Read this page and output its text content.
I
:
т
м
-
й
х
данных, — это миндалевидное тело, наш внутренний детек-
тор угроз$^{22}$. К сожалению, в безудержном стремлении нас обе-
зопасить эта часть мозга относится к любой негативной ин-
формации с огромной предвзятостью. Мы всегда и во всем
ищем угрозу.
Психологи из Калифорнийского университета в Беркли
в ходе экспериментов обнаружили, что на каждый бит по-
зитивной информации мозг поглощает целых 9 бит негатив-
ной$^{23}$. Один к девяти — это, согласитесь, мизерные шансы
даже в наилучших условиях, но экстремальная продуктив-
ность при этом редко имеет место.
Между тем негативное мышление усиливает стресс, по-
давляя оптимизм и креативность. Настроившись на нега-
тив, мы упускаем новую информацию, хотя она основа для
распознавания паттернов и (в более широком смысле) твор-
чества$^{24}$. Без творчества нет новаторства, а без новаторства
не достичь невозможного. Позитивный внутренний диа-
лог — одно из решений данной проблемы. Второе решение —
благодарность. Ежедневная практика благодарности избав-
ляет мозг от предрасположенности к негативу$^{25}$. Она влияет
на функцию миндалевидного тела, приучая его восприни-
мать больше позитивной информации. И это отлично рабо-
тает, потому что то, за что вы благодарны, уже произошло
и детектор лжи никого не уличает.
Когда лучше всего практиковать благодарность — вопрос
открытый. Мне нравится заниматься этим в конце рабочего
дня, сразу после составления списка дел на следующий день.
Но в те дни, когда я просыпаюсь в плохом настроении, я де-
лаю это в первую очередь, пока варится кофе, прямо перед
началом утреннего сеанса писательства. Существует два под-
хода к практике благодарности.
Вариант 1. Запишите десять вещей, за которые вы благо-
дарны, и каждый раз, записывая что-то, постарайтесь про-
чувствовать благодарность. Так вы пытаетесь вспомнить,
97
══════════
▸ **What the exercise asks**
Look for "благодарность" and pull out every line that has it.

▸ **Exercise result**
благодарность. Ежедневная практика благодарности избав-
Когда лучше всего практиковать благодарность — вопрос
чувствовать благодарность. Так вы пытаетесь вспомнить,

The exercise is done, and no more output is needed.